> [Records provided]
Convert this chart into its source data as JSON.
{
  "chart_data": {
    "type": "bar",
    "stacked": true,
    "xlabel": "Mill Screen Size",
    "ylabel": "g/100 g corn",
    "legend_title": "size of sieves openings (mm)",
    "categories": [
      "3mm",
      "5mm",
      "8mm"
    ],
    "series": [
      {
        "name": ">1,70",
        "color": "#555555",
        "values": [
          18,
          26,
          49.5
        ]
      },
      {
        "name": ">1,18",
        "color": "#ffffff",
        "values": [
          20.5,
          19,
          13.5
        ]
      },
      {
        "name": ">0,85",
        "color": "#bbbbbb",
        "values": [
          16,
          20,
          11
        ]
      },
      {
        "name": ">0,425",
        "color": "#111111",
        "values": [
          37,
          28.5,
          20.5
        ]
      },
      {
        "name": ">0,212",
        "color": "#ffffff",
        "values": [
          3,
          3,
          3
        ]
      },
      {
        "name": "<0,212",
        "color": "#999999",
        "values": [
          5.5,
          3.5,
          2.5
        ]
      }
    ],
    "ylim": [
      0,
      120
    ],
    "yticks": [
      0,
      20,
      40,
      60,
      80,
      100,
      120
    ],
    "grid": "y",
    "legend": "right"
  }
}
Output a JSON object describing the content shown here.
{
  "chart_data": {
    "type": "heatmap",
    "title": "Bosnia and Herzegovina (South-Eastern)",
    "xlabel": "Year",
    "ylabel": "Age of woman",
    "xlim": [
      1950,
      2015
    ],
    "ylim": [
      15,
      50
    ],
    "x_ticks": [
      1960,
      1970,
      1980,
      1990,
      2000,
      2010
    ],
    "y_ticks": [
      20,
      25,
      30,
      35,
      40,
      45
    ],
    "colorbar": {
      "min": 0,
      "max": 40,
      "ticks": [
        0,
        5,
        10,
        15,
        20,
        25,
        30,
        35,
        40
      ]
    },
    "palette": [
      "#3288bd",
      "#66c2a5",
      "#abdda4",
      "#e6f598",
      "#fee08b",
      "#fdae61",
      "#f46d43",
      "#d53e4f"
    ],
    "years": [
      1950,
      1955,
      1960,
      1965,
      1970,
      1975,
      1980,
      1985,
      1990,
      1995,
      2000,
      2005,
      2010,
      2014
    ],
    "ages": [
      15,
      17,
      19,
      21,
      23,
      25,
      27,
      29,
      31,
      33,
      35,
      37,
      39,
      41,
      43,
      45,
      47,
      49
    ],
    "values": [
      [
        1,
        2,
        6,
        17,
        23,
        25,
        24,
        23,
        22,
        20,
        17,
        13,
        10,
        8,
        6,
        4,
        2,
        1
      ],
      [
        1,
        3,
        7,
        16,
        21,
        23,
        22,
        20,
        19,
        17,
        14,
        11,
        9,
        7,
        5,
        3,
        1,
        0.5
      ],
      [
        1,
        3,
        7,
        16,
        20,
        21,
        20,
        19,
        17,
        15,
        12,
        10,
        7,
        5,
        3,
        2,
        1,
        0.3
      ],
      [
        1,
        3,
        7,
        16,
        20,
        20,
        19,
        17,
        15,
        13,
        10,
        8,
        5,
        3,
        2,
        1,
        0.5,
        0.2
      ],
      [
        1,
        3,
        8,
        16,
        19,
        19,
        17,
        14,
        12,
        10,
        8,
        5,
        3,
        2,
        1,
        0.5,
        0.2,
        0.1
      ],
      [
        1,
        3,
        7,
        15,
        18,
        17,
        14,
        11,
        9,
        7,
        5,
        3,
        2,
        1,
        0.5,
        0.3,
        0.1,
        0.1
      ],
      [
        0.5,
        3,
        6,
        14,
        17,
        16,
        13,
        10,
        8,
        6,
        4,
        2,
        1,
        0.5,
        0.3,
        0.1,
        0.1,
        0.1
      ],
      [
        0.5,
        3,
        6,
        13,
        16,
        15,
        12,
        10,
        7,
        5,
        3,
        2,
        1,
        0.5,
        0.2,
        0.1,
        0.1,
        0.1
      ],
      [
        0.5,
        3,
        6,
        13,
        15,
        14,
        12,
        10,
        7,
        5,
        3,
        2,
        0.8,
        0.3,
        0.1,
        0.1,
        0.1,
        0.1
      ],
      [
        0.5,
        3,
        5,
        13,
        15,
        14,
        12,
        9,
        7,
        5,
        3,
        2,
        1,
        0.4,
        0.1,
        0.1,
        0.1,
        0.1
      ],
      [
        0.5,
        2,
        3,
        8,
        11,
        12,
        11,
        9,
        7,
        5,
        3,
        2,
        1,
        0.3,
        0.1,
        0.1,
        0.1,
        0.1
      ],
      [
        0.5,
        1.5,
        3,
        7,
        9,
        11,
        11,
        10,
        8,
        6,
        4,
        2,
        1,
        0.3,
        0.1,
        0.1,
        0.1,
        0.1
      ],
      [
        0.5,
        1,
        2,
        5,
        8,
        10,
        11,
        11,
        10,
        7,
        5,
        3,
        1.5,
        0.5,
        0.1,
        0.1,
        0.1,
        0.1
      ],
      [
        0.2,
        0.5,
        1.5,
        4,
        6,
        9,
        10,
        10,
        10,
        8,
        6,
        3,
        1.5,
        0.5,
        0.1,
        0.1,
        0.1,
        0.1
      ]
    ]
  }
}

> [Task statement] In the listing above, find the lines holding the word "name" and copy them.

> [Output for this task]
        "name": ">1,70",
        "name": ">1,18",
        "name": ">0,85",
        "name": ">0,425",
        "name": ">0,212",
        "name": "<0,212",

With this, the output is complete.